** start Source extract **

My Favorite One-Liners: Part 99

In this series, I’m compiling some of the quips and one-liners that I’ll use with my students to hopefully make my lessons more memorable for them.

Today’s quip is a light-hearted one-liner that I’ll use to lighten the mood when in the middle of a complex calculation, like the following limit problem from calculus:

Let $f(x) = 11-4x$ . Find $\delta$ so that $|f(x) - 3| < \epsilon$ whenever $|x-2| < \delta$.

The solution of this problem requires isolating $x$ in the above inequality:

$|(11-4x) - 3| < \epsilon$

$|8-4x| < \epsilon$

$-\epsilon < 8 - 4x < \epsilon$

$-8-\epsilon < -4x < -8 + \epsilon$

At this point, the next step is dividing by $-4$ . So, I’ll ask my class,

When we divide by $-4$ , what happens to the crocodiles?

This usually gets the desired laugh out of the middle-school rule about how the insatiable “crocodiles” of an inequality always point to the larger quantity, leading to the next step:

$2 + \displaystyle \frac{\epsilon}{4} > x > 2 - \displaystyle \frac{\epsilon}{4}$ ,

so that

$\delta = \min \left( \left[ 2 + \displaystyle \frac{\epsilon}{4} \right] - 2, 2 - \left[2 - \displaystyle \frac{\epsilon}{4} \right] \right) = \displaystyle \frac{\epsilon}{4}$ .

Formally completing the proof requires starting with $|x-2| < \displaystyle \frac{\epsilon}{4}$ and ending with $|f(x) - 3| < \epsilon$ .

My Favorite One-Liners: Part 98

In this series, I’m compiling some of the quips and one-liners that I’ll use with my students to hopefully make my lessons more memorable for them.

I’ll use today’s quip just after introducing the methodology of mathematical induction to my students:

Induction is so easy that even the army uses it.

My Favorite One-Liners: Part 92

In this series, I’m compiling some of the quips and one-liners that I’ll use with my students to hopefully make my lessons more memorable for them.

This is one of my favorite quote from Alice in Wonderland that I’ll use whenever discussing the difference between the ring axioms (integers are closed under addition, subtraction, and multiplication, but not division) and the field axioms (closed under division except for division by zero):

‘I only took the regular course [in school,’ said the Mock Turtle.]

‘What was that?’ inquired Alice.

** end Source extract **
** start Working data **

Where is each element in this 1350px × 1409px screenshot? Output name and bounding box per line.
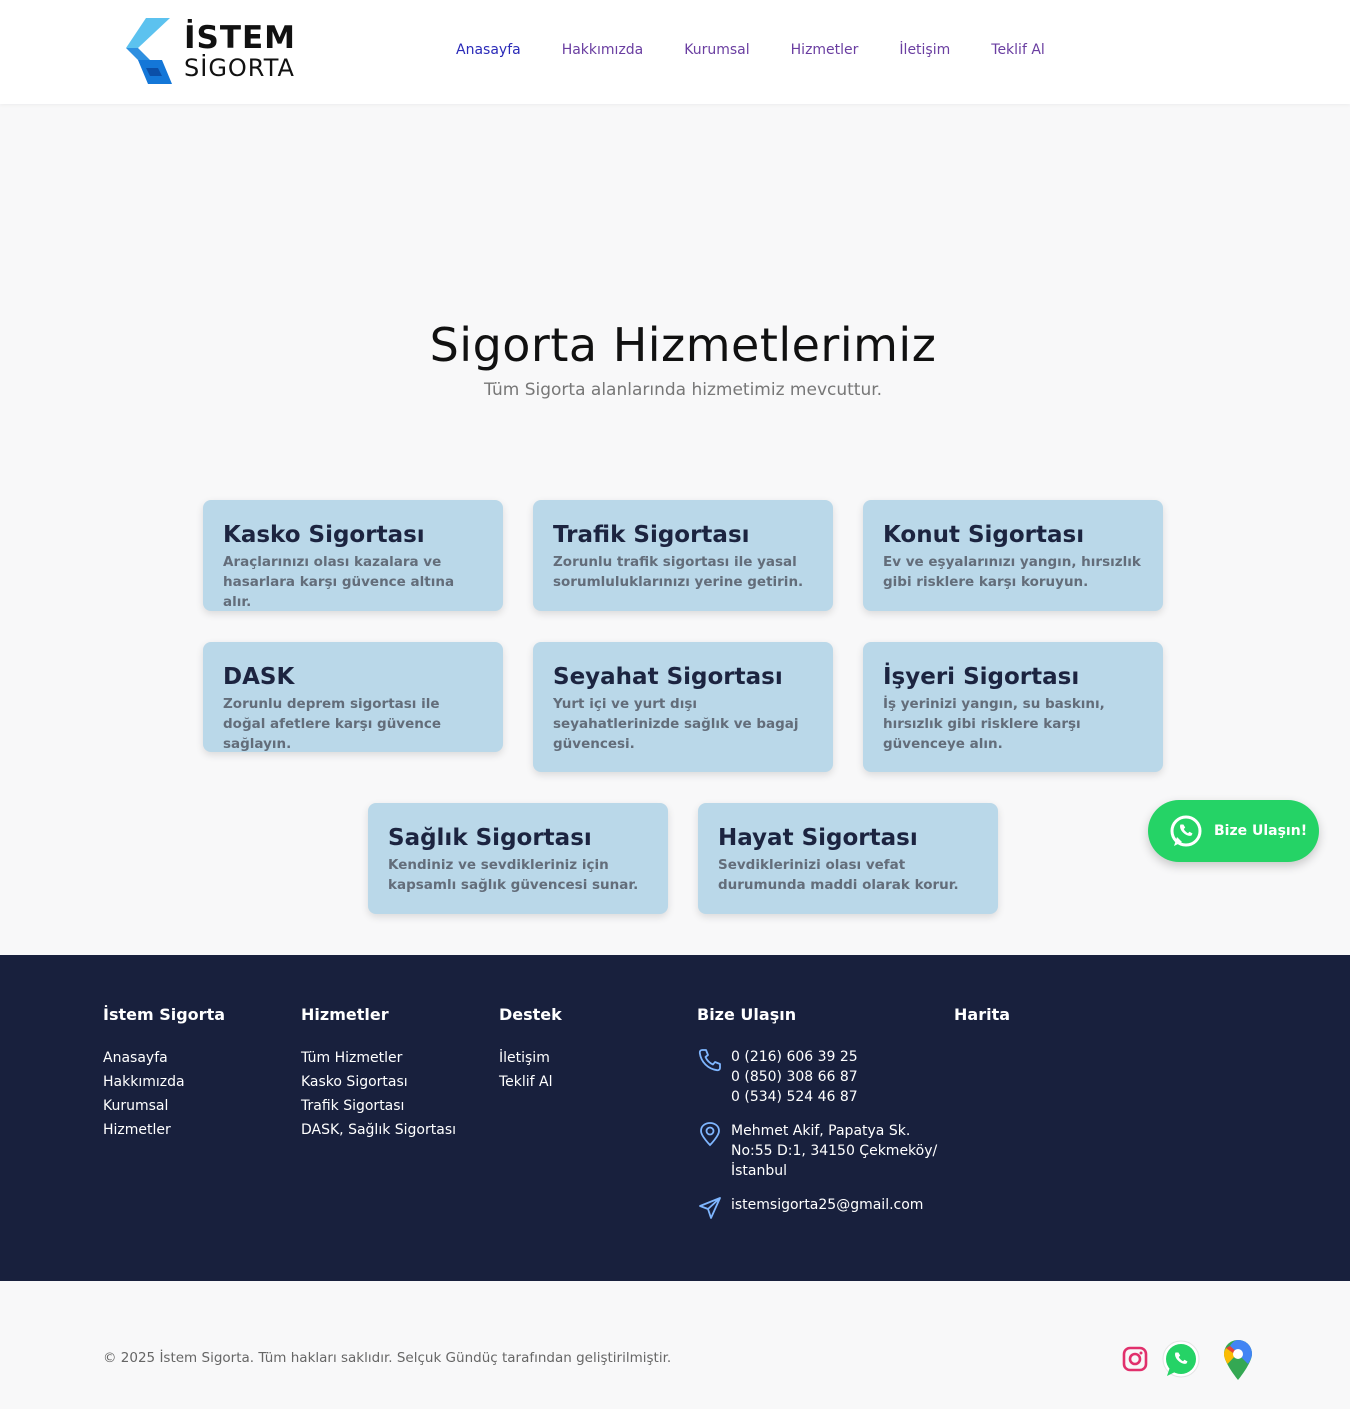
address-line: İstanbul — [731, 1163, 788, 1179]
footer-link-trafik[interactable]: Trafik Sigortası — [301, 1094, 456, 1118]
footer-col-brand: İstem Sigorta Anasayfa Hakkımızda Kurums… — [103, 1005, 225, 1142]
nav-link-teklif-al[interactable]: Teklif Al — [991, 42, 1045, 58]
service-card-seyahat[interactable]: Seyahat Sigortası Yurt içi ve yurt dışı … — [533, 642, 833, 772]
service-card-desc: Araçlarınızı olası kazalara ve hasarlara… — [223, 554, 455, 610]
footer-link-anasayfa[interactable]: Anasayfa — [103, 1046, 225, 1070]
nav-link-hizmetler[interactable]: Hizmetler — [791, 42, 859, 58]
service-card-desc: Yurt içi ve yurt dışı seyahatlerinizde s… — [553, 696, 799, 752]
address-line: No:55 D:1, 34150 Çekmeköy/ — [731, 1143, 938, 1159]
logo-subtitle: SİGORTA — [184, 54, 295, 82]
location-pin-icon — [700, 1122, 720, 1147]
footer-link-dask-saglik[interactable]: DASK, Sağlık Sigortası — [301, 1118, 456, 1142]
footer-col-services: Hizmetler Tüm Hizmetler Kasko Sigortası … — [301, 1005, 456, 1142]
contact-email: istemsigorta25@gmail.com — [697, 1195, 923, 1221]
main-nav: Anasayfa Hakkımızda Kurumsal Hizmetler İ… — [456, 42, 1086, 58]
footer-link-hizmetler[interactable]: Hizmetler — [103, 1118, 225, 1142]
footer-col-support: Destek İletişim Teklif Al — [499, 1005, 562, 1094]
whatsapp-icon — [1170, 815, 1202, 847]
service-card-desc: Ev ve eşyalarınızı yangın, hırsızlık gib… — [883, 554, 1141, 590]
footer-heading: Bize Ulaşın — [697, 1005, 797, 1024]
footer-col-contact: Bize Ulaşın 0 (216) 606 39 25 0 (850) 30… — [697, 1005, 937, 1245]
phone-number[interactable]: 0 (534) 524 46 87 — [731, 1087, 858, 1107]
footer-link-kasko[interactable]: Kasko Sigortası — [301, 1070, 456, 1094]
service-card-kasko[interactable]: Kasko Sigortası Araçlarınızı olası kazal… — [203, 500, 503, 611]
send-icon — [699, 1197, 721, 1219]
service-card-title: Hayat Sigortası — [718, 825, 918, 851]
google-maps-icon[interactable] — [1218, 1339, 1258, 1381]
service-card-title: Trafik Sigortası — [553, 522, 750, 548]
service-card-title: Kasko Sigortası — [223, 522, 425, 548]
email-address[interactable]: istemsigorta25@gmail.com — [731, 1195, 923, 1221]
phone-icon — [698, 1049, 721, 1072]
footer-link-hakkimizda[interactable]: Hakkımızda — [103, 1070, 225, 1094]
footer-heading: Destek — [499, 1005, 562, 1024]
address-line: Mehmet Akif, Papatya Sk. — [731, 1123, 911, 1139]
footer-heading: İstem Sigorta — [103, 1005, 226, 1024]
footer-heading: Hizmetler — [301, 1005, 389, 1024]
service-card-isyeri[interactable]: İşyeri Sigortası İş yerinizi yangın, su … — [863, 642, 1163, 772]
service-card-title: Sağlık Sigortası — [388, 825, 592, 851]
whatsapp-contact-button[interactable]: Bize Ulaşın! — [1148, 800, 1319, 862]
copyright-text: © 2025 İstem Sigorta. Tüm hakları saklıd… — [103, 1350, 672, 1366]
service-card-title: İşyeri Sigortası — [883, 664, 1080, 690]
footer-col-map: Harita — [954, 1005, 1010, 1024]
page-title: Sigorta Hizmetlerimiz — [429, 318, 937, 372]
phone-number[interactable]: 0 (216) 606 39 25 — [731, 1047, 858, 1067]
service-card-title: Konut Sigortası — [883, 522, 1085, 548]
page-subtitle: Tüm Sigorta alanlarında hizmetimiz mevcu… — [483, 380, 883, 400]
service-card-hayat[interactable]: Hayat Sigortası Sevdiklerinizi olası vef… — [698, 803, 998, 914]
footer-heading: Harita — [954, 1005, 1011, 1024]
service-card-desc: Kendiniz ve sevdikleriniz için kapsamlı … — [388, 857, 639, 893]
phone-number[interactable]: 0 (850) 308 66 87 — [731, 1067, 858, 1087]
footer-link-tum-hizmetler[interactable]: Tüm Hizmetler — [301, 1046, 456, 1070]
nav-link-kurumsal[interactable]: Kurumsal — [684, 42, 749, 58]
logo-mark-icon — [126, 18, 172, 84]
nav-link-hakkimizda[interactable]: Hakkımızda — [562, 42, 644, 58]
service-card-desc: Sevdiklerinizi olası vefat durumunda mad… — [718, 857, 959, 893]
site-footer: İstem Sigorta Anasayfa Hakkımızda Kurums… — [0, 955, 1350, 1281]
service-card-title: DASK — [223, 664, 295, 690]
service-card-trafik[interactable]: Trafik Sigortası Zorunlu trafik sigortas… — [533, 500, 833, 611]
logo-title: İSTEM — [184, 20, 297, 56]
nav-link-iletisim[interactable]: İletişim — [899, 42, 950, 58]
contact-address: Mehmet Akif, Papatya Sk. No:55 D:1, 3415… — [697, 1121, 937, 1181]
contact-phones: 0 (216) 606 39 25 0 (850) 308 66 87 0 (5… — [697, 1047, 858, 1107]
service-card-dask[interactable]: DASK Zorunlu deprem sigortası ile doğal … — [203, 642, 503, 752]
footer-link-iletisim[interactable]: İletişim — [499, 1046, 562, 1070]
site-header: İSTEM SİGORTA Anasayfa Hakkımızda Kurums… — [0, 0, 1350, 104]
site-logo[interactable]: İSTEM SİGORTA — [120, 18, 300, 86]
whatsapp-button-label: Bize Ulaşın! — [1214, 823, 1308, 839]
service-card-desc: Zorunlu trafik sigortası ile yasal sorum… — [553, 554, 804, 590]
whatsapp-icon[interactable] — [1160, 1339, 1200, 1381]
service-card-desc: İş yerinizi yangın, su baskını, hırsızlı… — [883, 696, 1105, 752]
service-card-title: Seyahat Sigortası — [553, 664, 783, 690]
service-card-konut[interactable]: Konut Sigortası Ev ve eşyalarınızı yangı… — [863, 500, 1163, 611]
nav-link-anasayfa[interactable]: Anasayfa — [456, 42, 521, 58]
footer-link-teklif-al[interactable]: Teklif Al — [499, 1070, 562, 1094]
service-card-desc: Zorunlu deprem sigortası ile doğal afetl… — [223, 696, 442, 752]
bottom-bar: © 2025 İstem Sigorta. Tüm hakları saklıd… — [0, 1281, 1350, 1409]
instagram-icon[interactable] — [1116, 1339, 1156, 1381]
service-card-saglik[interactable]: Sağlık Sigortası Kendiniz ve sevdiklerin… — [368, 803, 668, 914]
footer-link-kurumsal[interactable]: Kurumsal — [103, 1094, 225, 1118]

** end Working data **

◆ To do:
a - From the one-liners post, write out the passage starting with "This usually gets" and going on through "< \epsilon$ .".
b - Put the lines of the records, starting with the line with "address-line: İstanbul —" and going on through the line with "footer-col-contact: Bize Ulaşın", into a JSON list of strings, one string per line, leaving out any blank lines.
These records are unrelated to the one-liners post.

◆ Results by task:
a -
This usually gets the desired laugh out of the middle-school rule about how the insatiable “crocodiles” of an inequality always point to the larger quantity, leading to the next step:

$2 + \displaystyle \frac{\epsilon}{4} > x > 2 - \displaystyle \frac{\epsilon}{4}$ ,

so that

$\delta = \min \left( \left[ 2 + \displaystyle \frac{\epsilon}{4} \right] - 2, 2 - \left[2 - \displaystyle \frac{\epsilon}{4} \right] \right) = \displaystyle \frac{\epsilon}{4}$ .

Formally completing the proof requires starting with $|x-2| < \displaystyle \frac{\epsilon}{4}$ and ending with $|f(x) - 3| < \epsilon$ .

b -
[
  "address-line: İstanbul — [731, 1163, 788, 1179]",
  "footer-link-trafik[interactable]: Trafik Sigortası — [301, 1094, 456, 1118]",
  "footer-col-brand: İstem Sigorta Anasayfa Hakkımızda Kurums… — [103, 1005, 225, 1142]",
  "nav-link-teklif-al[interactable]: Teklif Al — [991, 42, 1045, 58]",
  "service-card-seyahat[interactable]: Seyahat Sigortası Yurt içi ve yurt dışı … — [533, 642, 833, 772]",
  "service-card-desc: Araçlarınızı olası kazalara ve hasarlara… — [223, 554, 455, 610]",
  "footer-link-anasayfa[interactable]: Anasayfa — [103, 1046, 225, 1070]",
  "nav-link-hizmetler[interactable]: Hizmetler — [791, 42, 859, 58]",
  "service-card-desc: Yurt içi ve yurt dışı seyahatlerinizde s… — [553, 696, 799, 752]",
  "address-line: No:55 D:1, 34150 Çekmeköy/ — [731, 1143, 938, 1159]",
  "logo-subtitle: SİGORTA — [184, 54, 295, 82]",
  "location-pin-icon — [700, 1122, 720, 1147]",
  "footer-link-dask-saglik[interactable]: DASK, Sağlık Sigortası — [301, 1118, 456, 1142]",
  "footer-col-services: Hizmetler Tüm Hizmetler Kasko Sigortası … — [301, 1005, 456, 1142]",
  "contact-email: istemsigorta25@gmail.com — [697, 1195, 923, 1221]",
  "main-nav: Anasayfa Hakkımızda Kurumsal Hizmetler İ… — [456, 42, 1086, 58]",
  "footer-link-hizmetler[interactable]: Hizmetler — [103, 1118, 225, 1142]",
  "footer-col-support: Destek İletişim Teklif Al — [499, 1005, 562, 1094]",
  "whatsapp-icon — [1170, 815, 1202, 847]",
  "service-card-desc: Ev ve eşyalarınızı yangın, hırsızlık gib… — [883, 554, 1141, 590]",
  "footer-heading: Bize Ulaşın — [697, 1005, 797, 1024]",
  "footer-col-contact: Bize Ulaşın 0 (216) 606 39 25 0 (850) 30… — [697, 1005, 937, 1245]"
]